Provided records:

>>

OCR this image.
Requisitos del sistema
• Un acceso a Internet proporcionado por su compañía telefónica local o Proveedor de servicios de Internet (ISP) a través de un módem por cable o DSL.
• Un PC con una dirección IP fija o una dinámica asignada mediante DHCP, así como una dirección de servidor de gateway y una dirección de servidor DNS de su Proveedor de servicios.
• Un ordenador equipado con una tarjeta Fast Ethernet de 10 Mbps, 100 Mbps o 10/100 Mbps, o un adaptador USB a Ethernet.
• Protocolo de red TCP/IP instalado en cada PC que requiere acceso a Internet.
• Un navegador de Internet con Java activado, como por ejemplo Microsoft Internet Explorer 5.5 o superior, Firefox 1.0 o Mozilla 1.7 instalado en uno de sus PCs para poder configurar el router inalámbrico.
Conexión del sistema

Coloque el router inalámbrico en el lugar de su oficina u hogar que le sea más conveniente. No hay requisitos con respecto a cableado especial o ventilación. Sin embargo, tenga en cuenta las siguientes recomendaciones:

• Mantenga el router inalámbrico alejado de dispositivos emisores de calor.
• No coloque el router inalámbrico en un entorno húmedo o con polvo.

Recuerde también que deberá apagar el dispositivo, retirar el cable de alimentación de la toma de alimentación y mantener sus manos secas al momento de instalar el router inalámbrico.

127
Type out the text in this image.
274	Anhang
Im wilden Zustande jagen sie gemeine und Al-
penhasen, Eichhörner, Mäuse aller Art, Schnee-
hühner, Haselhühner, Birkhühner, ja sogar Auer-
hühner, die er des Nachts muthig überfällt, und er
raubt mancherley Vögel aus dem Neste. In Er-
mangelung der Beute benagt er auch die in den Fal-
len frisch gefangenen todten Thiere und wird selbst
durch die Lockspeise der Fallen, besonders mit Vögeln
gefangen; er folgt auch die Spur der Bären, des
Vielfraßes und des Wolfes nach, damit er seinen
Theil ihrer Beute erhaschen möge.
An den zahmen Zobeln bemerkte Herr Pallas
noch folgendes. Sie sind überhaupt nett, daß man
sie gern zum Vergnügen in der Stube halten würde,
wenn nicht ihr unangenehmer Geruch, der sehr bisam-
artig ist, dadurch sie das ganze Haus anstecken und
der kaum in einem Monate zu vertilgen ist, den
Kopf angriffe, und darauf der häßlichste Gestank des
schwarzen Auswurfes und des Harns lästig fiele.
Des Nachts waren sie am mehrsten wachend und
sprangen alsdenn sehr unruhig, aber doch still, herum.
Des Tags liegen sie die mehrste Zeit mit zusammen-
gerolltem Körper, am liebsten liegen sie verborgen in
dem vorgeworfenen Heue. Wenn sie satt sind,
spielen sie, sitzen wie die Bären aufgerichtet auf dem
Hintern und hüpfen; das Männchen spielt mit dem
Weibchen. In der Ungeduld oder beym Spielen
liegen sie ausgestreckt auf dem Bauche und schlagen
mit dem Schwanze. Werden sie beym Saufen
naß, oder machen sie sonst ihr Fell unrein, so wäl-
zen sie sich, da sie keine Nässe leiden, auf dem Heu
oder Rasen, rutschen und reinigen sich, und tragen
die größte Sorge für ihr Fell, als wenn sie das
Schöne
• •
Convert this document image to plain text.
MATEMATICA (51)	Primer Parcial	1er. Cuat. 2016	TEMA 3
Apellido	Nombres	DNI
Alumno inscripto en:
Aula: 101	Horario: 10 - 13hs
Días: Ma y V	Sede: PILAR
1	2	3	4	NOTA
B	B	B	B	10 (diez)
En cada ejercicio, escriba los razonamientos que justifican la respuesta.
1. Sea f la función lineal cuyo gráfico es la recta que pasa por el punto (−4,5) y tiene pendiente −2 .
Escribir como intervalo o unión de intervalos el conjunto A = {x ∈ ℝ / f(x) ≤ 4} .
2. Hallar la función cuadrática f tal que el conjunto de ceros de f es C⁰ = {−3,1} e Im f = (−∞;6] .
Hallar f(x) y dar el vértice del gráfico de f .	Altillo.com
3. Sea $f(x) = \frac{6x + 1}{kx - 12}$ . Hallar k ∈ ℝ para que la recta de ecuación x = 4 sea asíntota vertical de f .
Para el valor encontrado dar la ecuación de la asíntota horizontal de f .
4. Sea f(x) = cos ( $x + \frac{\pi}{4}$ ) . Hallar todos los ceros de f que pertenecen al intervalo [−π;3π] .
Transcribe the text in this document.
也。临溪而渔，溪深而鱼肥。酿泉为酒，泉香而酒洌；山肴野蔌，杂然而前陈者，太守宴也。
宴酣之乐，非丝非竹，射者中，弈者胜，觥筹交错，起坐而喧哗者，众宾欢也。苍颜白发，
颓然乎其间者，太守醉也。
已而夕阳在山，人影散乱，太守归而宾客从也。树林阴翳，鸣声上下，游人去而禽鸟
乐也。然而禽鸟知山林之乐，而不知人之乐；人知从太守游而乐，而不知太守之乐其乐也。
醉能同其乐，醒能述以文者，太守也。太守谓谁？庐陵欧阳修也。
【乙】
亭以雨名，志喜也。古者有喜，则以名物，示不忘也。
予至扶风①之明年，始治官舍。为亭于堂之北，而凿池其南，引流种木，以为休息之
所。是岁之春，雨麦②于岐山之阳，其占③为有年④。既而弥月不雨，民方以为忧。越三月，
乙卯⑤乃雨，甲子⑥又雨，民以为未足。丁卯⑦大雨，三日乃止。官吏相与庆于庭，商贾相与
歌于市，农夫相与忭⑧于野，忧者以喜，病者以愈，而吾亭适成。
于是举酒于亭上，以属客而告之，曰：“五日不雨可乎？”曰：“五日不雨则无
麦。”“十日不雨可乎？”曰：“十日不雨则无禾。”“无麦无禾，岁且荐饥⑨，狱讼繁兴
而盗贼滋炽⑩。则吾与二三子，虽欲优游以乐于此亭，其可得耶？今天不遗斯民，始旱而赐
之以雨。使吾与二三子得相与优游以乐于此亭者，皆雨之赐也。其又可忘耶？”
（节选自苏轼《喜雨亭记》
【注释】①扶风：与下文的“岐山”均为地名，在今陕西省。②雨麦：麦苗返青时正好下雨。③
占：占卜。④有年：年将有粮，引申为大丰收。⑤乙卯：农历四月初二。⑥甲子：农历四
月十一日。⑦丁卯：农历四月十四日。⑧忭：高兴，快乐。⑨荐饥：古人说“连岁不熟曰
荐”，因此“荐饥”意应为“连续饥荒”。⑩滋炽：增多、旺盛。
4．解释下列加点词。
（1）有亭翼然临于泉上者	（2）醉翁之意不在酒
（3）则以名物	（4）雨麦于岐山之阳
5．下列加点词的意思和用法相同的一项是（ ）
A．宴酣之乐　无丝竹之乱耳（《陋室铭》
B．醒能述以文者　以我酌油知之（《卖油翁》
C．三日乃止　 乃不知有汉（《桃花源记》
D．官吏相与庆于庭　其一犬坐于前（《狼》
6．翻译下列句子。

<<

Task instructions: Exactly how many lines in the data above contain the word "document"? Respond with the number and nothing more.

The answer: 2